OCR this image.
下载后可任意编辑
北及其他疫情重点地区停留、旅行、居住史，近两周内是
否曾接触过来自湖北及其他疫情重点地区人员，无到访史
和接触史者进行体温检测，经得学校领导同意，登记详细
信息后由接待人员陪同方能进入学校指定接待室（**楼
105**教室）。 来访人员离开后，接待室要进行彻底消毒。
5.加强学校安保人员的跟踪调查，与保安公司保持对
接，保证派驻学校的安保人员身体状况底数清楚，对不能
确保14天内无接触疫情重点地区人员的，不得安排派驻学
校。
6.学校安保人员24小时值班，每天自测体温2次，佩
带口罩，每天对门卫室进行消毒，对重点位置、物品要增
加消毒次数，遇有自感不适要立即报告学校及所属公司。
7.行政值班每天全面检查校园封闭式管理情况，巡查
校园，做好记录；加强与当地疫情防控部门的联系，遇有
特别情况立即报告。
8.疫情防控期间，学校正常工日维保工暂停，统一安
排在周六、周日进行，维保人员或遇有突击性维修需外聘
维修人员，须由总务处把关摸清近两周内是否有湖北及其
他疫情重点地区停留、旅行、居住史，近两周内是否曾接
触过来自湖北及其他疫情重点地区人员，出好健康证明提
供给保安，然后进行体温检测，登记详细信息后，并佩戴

◇ ◇ ◇ ◇

- [INSTRUCTIONS FOR THE TASK]: Nothing should be changed: write out all of the data as is.

- [OUTPUT OF THE TASK]:
OCR this image.
下载后可任意编辑
北及其他疫情重点地区停留、旅行、居住史，近两周内是
否曾接触过来自湖北及其他疫情重点地区人员，无到访史
和接触史者进行体温检测，经得学校领导同意，登记详细
信息后由接待人员陪同方能进入学校指定接待室（**楼
105**教室）。 来访人员离开后，接待室要进行彻底消毒。
5.加强学校安保人员的跟踪调查，与保安公司保持对
接，保证派驻学校的安保人员身体状况底数清楚，对不能
确保14天内无接触疫情重点地区人员的，不得安排派驻学
校。
6.学校安保人员24小时值班，每天自测体温2次，佩
带口罩，每天对门卫室进行消毒，对重点位置、物品要增
加消毒次数，遇有自感不适要立即报告学校及所属公司。
7.行政值班每天全面检查校园封闭式管理情况，巡查
校园，做好记录；加强与当地疫情防控部门的联系，遇有
特别情况立即报告。
8.疫情防控期间，学校正常工日维保工暂停，统一安
排在周六、周日进行，维保人员或遇有突击性维修需外聘
维修人员，须由总务处把关摸清近两周内是否有湖北及其
他疫情重点地区停留、旅行、居住史，近两周内是否曾接
触过来自湖北及其他疫情重点地区人员，出好健康证明提
供给保安，然后进行体温检测，登记详细信息后，并佩戴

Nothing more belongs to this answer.